Directions for this task -
Below is a block of records; repeat each one exactly.

Input rows -

┏━━

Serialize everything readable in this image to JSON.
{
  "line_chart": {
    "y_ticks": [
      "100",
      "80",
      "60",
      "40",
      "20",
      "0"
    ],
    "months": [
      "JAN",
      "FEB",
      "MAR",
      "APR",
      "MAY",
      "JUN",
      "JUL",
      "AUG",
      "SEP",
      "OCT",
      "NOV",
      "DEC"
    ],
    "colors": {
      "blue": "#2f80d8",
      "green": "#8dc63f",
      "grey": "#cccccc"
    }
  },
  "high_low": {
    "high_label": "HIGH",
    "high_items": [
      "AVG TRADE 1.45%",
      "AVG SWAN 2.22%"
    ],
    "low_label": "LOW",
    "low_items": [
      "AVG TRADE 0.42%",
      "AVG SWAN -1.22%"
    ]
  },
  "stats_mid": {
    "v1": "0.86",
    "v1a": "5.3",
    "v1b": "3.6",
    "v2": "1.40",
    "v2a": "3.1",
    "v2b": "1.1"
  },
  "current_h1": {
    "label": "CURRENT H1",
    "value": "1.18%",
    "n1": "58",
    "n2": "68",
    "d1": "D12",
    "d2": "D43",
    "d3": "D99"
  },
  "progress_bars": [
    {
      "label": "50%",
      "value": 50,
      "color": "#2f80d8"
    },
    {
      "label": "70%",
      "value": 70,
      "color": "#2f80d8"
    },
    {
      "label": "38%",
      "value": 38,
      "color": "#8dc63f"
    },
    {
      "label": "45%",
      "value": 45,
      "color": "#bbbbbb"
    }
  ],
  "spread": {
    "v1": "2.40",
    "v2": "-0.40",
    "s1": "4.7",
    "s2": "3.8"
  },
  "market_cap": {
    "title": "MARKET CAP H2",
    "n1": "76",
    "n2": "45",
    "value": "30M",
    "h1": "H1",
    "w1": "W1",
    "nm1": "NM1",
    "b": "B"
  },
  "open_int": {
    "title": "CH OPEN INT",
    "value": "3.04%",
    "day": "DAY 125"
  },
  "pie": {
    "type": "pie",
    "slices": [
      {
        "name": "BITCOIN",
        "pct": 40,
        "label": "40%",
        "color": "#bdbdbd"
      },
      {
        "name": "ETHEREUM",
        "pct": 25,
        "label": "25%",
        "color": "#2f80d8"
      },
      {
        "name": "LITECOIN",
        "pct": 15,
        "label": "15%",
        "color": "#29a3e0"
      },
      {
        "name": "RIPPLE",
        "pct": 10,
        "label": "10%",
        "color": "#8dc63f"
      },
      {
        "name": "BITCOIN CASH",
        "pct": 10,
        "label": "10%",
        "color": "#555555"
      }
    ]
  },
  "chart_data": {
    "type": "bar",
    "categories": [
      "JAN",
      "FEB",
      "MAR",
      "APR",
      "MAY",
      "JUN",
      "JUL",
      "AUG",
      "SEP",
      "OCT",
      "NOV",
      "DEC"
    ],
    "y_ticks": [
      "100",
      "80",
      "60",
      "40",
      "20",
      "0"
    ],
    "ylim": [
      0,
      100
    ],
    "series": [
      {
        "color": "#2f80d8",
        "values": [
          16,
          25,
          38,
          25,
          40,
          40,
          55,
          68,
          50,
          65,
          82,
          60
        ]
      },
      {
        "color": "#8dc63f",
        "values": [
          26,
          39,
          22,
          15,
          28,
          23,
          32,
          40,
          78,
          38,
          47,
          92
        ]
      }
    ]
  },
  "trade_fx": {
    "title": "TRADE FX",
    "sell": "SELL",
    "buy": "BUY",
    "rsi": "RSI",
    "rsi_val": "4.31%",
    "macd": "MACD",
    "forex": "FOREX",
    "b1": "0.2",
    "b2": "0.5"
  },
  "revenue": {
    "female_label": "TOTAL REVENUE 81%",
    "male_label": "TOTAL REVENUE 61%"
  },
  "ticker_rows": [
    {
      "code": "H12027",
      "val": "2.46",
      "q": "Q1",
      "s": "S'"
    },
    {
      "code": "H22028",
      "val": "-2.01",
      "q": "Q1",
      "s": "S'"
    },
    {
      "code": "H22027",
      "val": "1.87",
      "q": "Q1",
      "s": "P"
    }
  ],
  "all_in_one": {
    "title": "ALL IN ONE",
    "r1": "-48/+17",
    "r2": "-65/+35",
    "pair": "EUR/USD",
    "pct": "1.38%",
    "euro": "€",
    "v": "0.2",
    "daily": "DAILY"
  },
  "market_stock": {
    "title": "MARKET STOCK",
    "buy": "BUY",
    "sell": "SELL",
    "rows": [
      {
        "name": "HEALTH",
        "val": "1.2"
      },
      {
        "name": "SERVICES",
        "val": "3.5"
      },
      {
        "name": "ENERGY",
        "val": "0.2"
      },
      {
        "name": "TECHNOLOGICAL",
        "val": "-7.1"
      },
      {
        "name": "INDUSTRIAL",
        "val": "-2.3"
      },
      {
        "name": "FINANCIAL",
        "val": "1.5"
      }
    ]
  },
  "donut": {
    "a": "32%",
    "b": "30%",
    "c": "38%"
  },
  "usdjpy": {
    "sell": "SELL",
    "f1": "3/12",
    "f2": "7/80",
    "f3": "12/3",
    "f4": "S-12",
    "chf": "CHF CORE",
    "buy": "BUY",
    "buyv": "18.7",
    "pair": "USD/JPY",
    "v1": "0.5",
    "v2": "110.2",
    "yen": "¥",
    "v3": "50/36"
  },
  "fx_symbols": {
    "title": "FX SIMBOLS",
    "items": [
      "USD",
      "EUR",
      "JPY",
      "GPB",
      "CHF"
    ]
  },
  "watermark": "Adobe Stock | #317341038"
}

┗━━

Output for this task -
Serialize everything readable in this image to JSON.
{
  "line_chart": {
    "y_ticks": [
      "100",
      "80",
      "60",
      "40",
      "20",
      "0"
    ],
    "months": [
      "JAN",
      "FEB",
      "MAR",
      "APR",
      "MAY",
      "JUN",
      "JUL",
      "AUG",
      "SEP",
      "OCT",
      "NOV",
      "DEC"
    ],
    "colors": {
      "blue": "#2f80d8",
      "green": "#8dc63f",
      "grey": "#cccccc"
    }
  },
  "high_low": {
    "high_label": "HIGH",
    "high_items": [
      "AVG TRADE 1.45%",
      "AVG SWAN 2.22%"
    ],
    "low_label": "LOW",
    "low_items": [
      "AVG TRADE 0.42%",
      "AVG SWAN -1.22%"
    ]
  },
  "stats_mid": {
    "v1": "0.86",
    "v1a": "5.3",
    "v1b": "3.6",
    "v2": "1.40",
    "v2a": "3.1",
    "v2b": "1.1"
  },
  "current_h1": {
    "label": "CURRENT H1",
    "value": "1.18%",
    "n1": "58",
    "n2": "68",
    "d1": "D12",
    "d2": "D43",
    "d3": "D99"
  },
  "progress_bars": [
    {
      "label": "50%",
      "value": 50,
      "color": "#2f80d8"
    },
    {
      "label": "70%",
      "value": 70,
      "color": "#2f80d8"
    },
    {
      "label": "38%",
      "value": 38,
      "color": "#8dc63f"
    },
    {
      "label": "45%",
      "value": 45,
      "color": "#bbbbbb"
    }
  ],
  "spread": {
    "v1": "2.40",
    "v2": "-0.40",
    "s1": "4.7",
    "s2": "3.8"
  },
  "market_cap": {
    "title": "MARKET CAP H2",
    "n1": "76",
    "n2": "45",
    "value": "30M",
    "h1": "H1",
    "w1": "W1",
    "nm1": "NM1",
    "b": "B"
  },
  "open_int": {
    "title": "CH OPEN INT",
    "value": "3.04%",
    "day": "DAY 125"
  },
  "pie": {
    "type": "pie",
    "slices": [
      {
        "name": "BITCOIN",
        "pct": 40,
        "label": "40%",
        "color": "#bdbdbd"
      },
      {
        "name": "ETHEREUM",
        "pct": 25,
        "label": "25%",
        "color": "#2f80d8"
      },
      {
        "name": "LITECOIN",
        "pct": 15,
        "label": "15%",
        "color": "#29a3e0"
      },
      {
        "name": "RIPPLE",
        "pct": 10,
        "label": "10%",
        "color": "#8dc63f"
      },
      {
        "name": "BITCOIN CASH",
        "pct": 10,
        "label": "10%",
        "color": "#555555"
      }
    ]
  },
  "chart_data": {
    "type": "bar",
    "categories": [
      "JAN",
      "FEB",
      "MAR",
      "APR",
      "MAY",
      "JUN",
      "JUL",
      "AUG",
      "SEP",
      "OCT",
      "NOV",
      "DEC"
    ],
    "y_ticks": [
      "100",
      "80",
      "60",
      "40",
      "20",
      "0"
    ],
    "ylim": [
      0,
      100
    ],
    "series": [
      {
        "color": "#2f80d8",
        "values": [
          16,
          25,
          38,
          25,
          40,
          40,
          55,
          68,
          50,
          65,
          82,
          60
        ]
      },
      {
        "color": "#8dc63f",
        "values": [
          26,
          39,
          22,
          15,
          28,
          23,
          32,
          40,
          78,
          38,
          47,
          92
        ]
      }
    ]
  },
  "trade_fx": {
    "title": "TRADE FX",
    "sell": "SELL",
    "buy": "BUY",
    "rsi": "RSI",
    "rsi_val": "4.31%",
    "macd": "MACD",
    "forex": "FOREX",
    "b1": "0.2",
    "b2": "0.5"
  },
  "revenue": {
    "female_label": "TOTAL REVENUE 81%",
    "male_label": "TOTAL REVENUE 61%"
  },
  "ticker_rows": [
    {
      "code": "H12027",
      "val": "2.46",
      "q": "Q1",
      "s": "S'"
    },
    {
      "code": "H22028",
      "val": "-2.01",
      "q": "Q1",
      "s": "S'"
    },
    {
      "code": "H22027",
      "val": "1.87",
      "q": "Q1",
      "s": "P"
    }
  ],
  "all_in_one": {
    "title": "ALL IN ONE",
    "r1": "-48/+17",
    "r2": "-65/+35",
    "pair": "EUR/USD",
    "pct": "1.38%",
    "euro": "€",
    "v": "0.2",
    "daily": "DAILY"
  },
  "market_stock": {
    "title": "MARKET STOCK",
    "buy": "BUY",
    "sell": "SELL",
    "rows": [
      {
        "name": "HEALTH",
        "val": "1.2"
      },
      {
        "name": "SERVICES",
        "val": "3.5"
      },
      {
        "name": "ENERGY",
        "val": "0.2"
      },
      {
        "name": "TECHNOLOGICAL",
        "val": "-7.1"
      },
      {
        "name": "INDUSTRIAL",
        "val": "-2.3"
      },
      {
        "name": "FINANCIAL",
        "val": "1.5"
      }
    ]
  },
  "donut": {
    "a": "32%",
    "b": "30%",
    "c": "38%"
  },
  "usdjpy": {
    "sell": "SELL",
    "f1": "3/12",
    "f2": "7/80",
    "f3": "12/3",
    "f4": "S-12",
    "chf": "CHF CORE",
    "buy": "BUY",
    "buyv": "18.7",
    "pair": "USD/JPY",
    "v1": "0.5",
    "v2": "110.2",
    "yen": "¥",
    "v3": "50/36"
  },
  "fx_symbols": {
    "title": "FX SIMBOLS",
    "items": [
      "USD",
      "EUR",
      "JPY",
      "GPB",
      "CHF"
    ]
  },
  "watermark": "Adobe Stock | #317341038"
}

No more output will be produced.